● **Sayfa alıntısı**
══════════════════════════════
9 EYLÜL- İzmir, tarihin derinliklerine uzanan köklü bir geçmişi olan, farklı medeniyetlerin izlerini barındıran büyüleyici bir şehirdir. Bu hoşgörülü atmosferi sayesinde her medeniyet kendi kültürünü İzmir'in topraklarına nakşetmiştir. Türkiye'nin Batı dünyasına açılan kapısı olarak anılan İzmir, Anadolu'nun en batısında, İzmir Körfezi'nin en uç noktasında konumlanmıştır.
İzmir'in bilinen tarihi, günümüzden tam 8 bin 500 yıl öncesine uzanmaktadır. Bu süre zarfında şehirde yaşayan toplumların izlerini her köşede görmek mümkündür. Özellikle İzmir'in tarihi kent merkezi olarak bilinen Konak Meydanı ve Tarihi Kemeraltı Çarşısı çevresinde, şehrin tarihi yapıları yoğunlaşmıştır.
İzmir Tarihi Yerler
İzmir'de, MÖ 300'lü yıllarda Büyük İskender tarafından kurulan Smyrna kentinin kalıntılarına rastlanan tarihi kent merkezi, zamanla farklı medeniyetlerin yerleşimiyle dini ve sivil yapılarla zenginleşerek çok kültürlü bir görünüm kazanmıştır. İzmir, o dönemde şu anda Kadifekale olarak bilinen bölgede yer alan akropolün eteklerinden limana kadar uzanan aşağı kentten oluşmaktaydı.
══════════════════════════════
Veri dökümü
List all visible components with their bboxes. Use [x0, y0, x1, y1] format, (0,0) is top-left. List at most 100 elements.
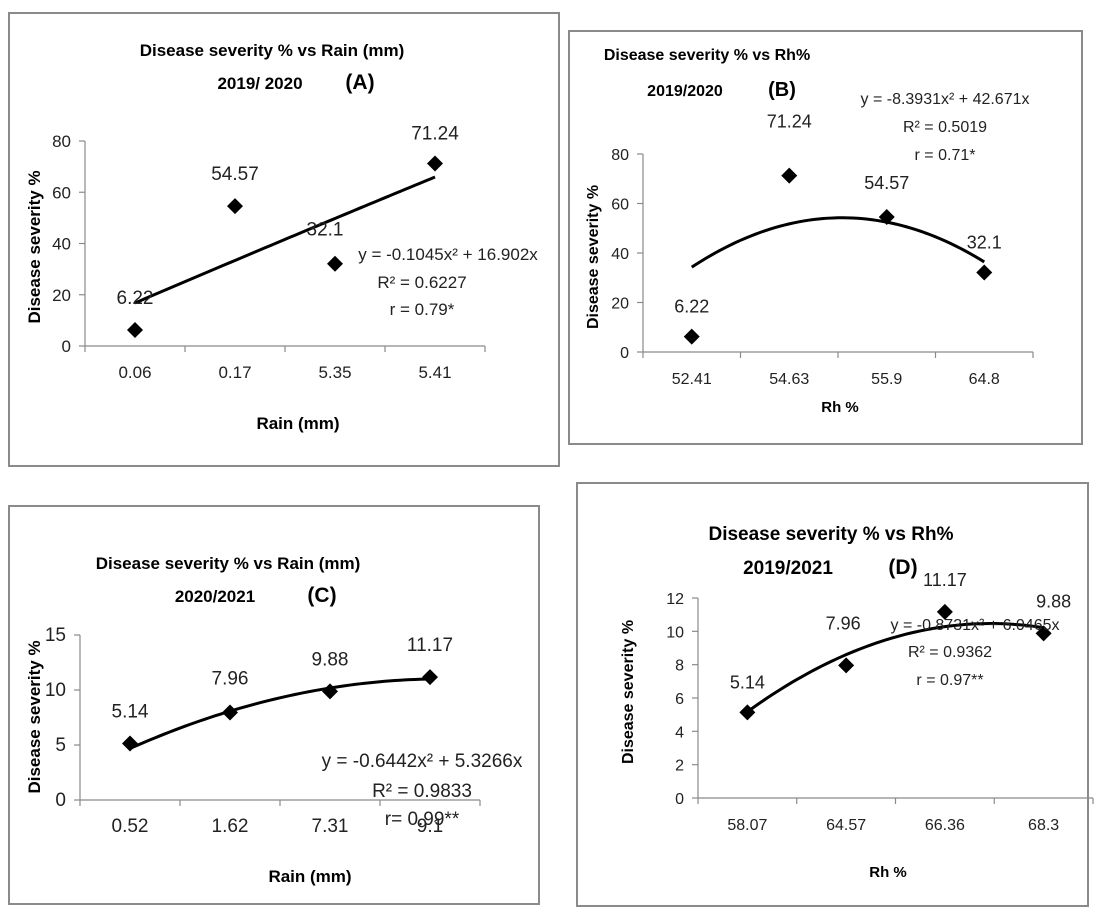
- data-label: 11.17: [407, 635, 453, 656]
- r-squared-label: R² = 0.9362: [908, 644, 992, 661]
- data-point: [222, 704, 238, 721]
- x-tick-label: 0.17: [218, 363, 251, 382]
- r-correlation-label: r = 0.71*: [915, 147, 976, 164]
- data-label: 54.57: [211, 164, 259, 185]
- data-label: 5.14: [112, 701, 149, 722]
- y-tick-label: 6: [675, 691, 684, 708]
- panel-letter: (A): [345, 71, 374, 94]
- x-tick-label: 0.06: [118, 363, 151, 382]
- trendline: [746, 622, 1044, 713]
- chart-subtitle-year: 2019/ 2020: [217, 74, 302, 93]
- x-tick-label: 9.1: [417, 816, 443, 837]
- r-correlation-label: r = 0.97**: [916, 672, 983, 689]
- chart-panel-a: Disease severity % vs Rain (mm) 2019/ 202…: [8, 12, 560, 467]
- y-tick-label: 15: [45, 625, 66, 646]
- data-label: 71.24: [411, 123, 459, 144]
- data-label: 7.96: [212, 668, 249, 689]
- y-tick-label: 80: [52, 132, 71, 151]
- y-tick-label: 12: [666, 591, 684, 608]
- x-tick-label: 64.57: [826, 817, 866, 834]
- data-point: [976, 264, 993, 281]
- y-tick-label: 4: [675, 724, 684, 741]
- data-point: [422, 669, 438, 686]
- x-tick-label: 0.52: [112, 816, 149, 837]
- trendline: [690, 216, 986, 269]
- panel-letter: (B): [768, 79, 796, 101]
- data-point: [838, 657, 855, 674]
- y-tick-label: 60: [52, 183, 71, 202]
- x-axis-title: Rh %: [821, 399, 859, 416]
- data-point: [122, 735, 138, 752]
- chart-title: Disease severity % vs Rain (mm): [96, 554, 361, 573]
- y-tick-label: 40: [52, 235, 71, 254]
- y-axis-title: Disease severity %: [25, 170, 44, 323]
- r-correlation-label: r = 0.79*: [390, 300, 455, 319]
- x-tick-label: 7.31: [312, 816, 349, 837]
- data-point: [1035, 625, 1052, 642]
- x-tick-label: 64.8: [969, 371, 1000, 388]
- y-tick-label: 80: [611, 147, 629, 164]
- r-squared-label: R² = 0.5019: [903, 119, 987, 136]
- y-tick-label: 40: [611, 246, 629, 263]
- x-tick-label: 58.07: [727, 817, 767, 834]
- y-tick-label: 10: [45, 680, 66, 701]
- data-label: 6.22: [117, 288, 154, 309]
- trend-equation: y = -0.1045x² + 16.902x: [358, 245, 538, 264]
- chart-subtitle-year: 2020/2021: [175, 587, 255, 606]
- chart-c-svg: Disease severity % vs Rain (mm) 2020/2021…: [25, 554, 523, 886]
- chart-title: Disease severity % vs Rh%: [708, 524, 953, 545]
- data-point: [427, 155, 443, 172]
- trendline: [129, 677, 431, 750]
- y-tick-label: 0: [55, 790, 66, 811]
- chart-subtitle-year: 2019/2021: [743, 558, 833, 579]
- chart-a-svg: Disease severity % vs Rain (mm) 2019/ 202…: [25, 41, 538, 433]
- data-point: [322, 683, 338, 700]
- x-tick-label: 68.3: [1028, 817, 1059, 834]
- chart-d-svg: Disease severity % vs Rh% 2019/2021 (D) 0 2 4…: [620, 524, 1094, 881]
- r-correlation-label: r= 0.99**: [385, 809, 460, 830]
- data-point: [127, 322, 143, 339]
- panel-letter: (D): [888, 556, 917, 579]
- y-tick-label: 20: [611, 296, 629, 313]
- panel-letter: (C): [307, 584, 336, 607]
- trend-equation: y = -8.3931x² + 42.671x: [861, 91, 1030, 108]
- data-label: 5.14: [730, 672, 765, 692]
- chart-title: Disease severity % vs Rh%: [604, 47, 810, 64]
- y-tick-label: 0: [620, 345, 629, 362]
- data-point: [739, 704, 756, 721]
- data-point: [683, 328, 700, 345]
- x-tick-label: 52.41: [672, 371, 712, 388]
- y-tick-label: 10: [666, 624, 684, 641]
- y-axis-title: Disease severity %: [620, 620, 637, 764]
- trendline: [134, 175, 436, 305]
- r-squared-label: R² = 0.9833: [372, 781, 472, 802]
- chart-subtitle-year: 2019/2020: [647, 83, 723, 100]
- y-tick-label: 0: [62, 337, 71, 356]
- trend-equation: y = -0.8731x² + 6.0465x: [891, 617, 1060, 634]
- x-tick-label: 54.63: [769, 371, 809, 388]
- x-axis-title: Rain (mm): [256, 414, 339, 433]
- r-squared-label: R² = 0.6227: [377, 273, 466, 292]
- chart-b-svg: Disease severity % vs Rh% 2019/2020 (B) 0 20…: [585, 47, 1034, 416]
- data-label: 32.1: [307, 220, 344, 241]
- x-tick-label: 66.36: [925, 817, 965, 834]
- data-label: 7.96: [826, 613, 861, 633]
- x-tick-label: 5.41: [418, 363, 451, 382]
- y-tick-label: 5: [55, 735, 66, 756]
- data-point: [327, 255, 343, 272]
- y-tick-label: 60: [611, 197, 629, 214]
- data-label: 11.17: [923, 570, 967, 590]
- trend-equation: y = -0.6442x² + 5.3266x: [322, 751, 523, 772]
- chart-panel-d: Disease severity % vs Rh% 2019/2021 (D) 0 2 4…: [576, 482, 1094, 907]
- y-axis-title: Disease severity %: [25, 640, 44, 793]
- chart-panel-b: Disease severity % vs Rh% 2019/2020 (B) 0 20…: [568, 30, 1083, 445]
- y-tick-label: 0: [675, 791, 684, 808]
- data-label: 71.24: [767, 112, 812, 132]
- data-point: [227, 198, 243, 215]
- data-label: 6.22: [674, 297, 709, 317]
- data-point: [781, 167, 798, 184]
- y-tick-label: 20: [52, 286, 71, 305]
- data-label: 9.88: [312, 649, 349, 670]
- data-label: 9.88: [1036, 591, 1071, 611]
- x-tick-label: 1.62: [212, 816, 249, 837]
══════════════════════════════
● **Alıştırma yönergeleri**
(a) İzmir'in tarihi yerlerini anlatan metinde "İzmir Tarihi Yerler" ifadesinden "aşağı kentten oluşmaktaydı." ifadesine kadar olan bölümü, "Büyük İskender" yerine "Makedonyalı İskender" koyarak yeniden yazın.
(b) Veri dökümündeki girdilerden "- data-label: 11.17: [407, 635, 453, 656]" içeren satırdan "- chart-title: Disease severity % vs Rh%: [708, 524, 953, 545]" içeren satıra kadar uzanan kısmı, iki uç satır da dahil, hiçbir değişiklik yapmadan aktarın.

● **Görevlere göre çözümler**
(a)
İzmir Tarihi Yerler
İzmir'de, MÖ 300'lü yıllarda Makedonyalı İskender tarafından kurulan Smyrna kentinin kalıntılarına rastlanan tarihi kent merkezi, zamanla farklı medeniyetlerin yerleşimiyle dini ve sivil yapılarla zenginleşerek çok kültürlü bir görünüm kazanmıştır. İzmir, o dönemde şu anda Kadifekale olarak bilinen bölgede yer alan akropolün eteklerinden limana kadar uzanan aşağı kentten oluşmaktaydı.

(b)
- data-label: 11.17: [407, 635, 453, 656]
- r-squared-label: R² = 0.9362: [908, 644, 992, 661]
- data-point: [222, 704, 238, 721]
- x-tick-label: 0.17: [218, 363, 251, 382]
- r-correlation-label: r = 0.71*: [915, 147, 976, 164]
- data-label: 54.57: [211, 164, 259, 185]
- data-label: 5.14: [112, 701, 149, 722]
- y-tick-label: 6: [675, 691, 684, 708]
- panel-letter: (A): [345, 71, 374, 94]
- x-tick-label: 0.06: [118, 363, 151, 382]
- trendline: [746, 622, 1044, 713]
- chart-subtitle-year: 2019/ 2020: [217, 74, 302, 93]
- x-tick-label: 9.1: [417, 816, 443, 837]
- r-correlation-label: r = 0.97**: [916, 672, 983, 689]
- chart-panel-a: Disease severity % vs Rain (mm) 2019/ 202…: [8, 12, 560, 467]
- y-tick-label: 15: [45, 625, 66, 646]
- data-label: 71.24: [411, 123, 459, 144]
- data-label: 7.96: [212, 668, 249, 689]
- y-tick-label: 80: [52, 132, 71, 151]
- y-tick-label: 12: [666, 591, 684, 608]
- x-tick-label: 64.57: [826, 817, 866, 834]
- data-point: [976, 264, 993, 281]
- y-tick-label: 4: [675, 724, 684, 741]
- data-point: [422, 669, 438, 686]
- x-tick-label: 0.52: [112, 816, 149, 837]
- trendline: [690, 216, 986, 269]
- panel-letter: (B): [768, 79, 796, 101]
- data-point: [838, 657, 855, 674]
- y-tick-label: 60: [52, 183, 71, 202]
- x-axis-title: Rh %: [821, 399, 859, 416]
- data-point: [122, 735, 138, 752]
- chart-title: Disease severity % vs Rain (mm): [96, 554, 361, 573]
- y-tick-label: 40: [52, 235, 71, 254]
- y-axis-title: Disease severity %: [25, 170, 44, 323]
- r-correlation-label: r = 0.79*: [390, 300, 455, 319]
- x-tick-label: 7.31: [312, 816, 349, 837]
- data-point: [1035, 625, 1052, 642]
- x-tick-label: 64.8: [969, 371, 1000, 388]
- y-tick-label: 80: [611, 147, 629, 164]
- r-squared-label: R² = 0.5019: [903, 119, 987, 136]
- y-tick-label: 40: [611, 246, 629, 263]
- x-tick-label: 58.07: [727, 817, 767, 834]
- y-tick-label: 10: [45, 680, 66, 701]
- data-label: 6.22: [117, 288, 154, 309]
- trend-equation: y = -0.1045x² + 16.902x: [358, 245, 538, 264]
- chart-subtitle-year: 2020/2021: [175, 587, 255, 606]
- chart-c-svg: Disease severity % vs Rain (mm) 2020/2021…: [25, 554, 523, 886]
- chart-title: Disease severity % vs Rh%: [708, 524, 953, 545]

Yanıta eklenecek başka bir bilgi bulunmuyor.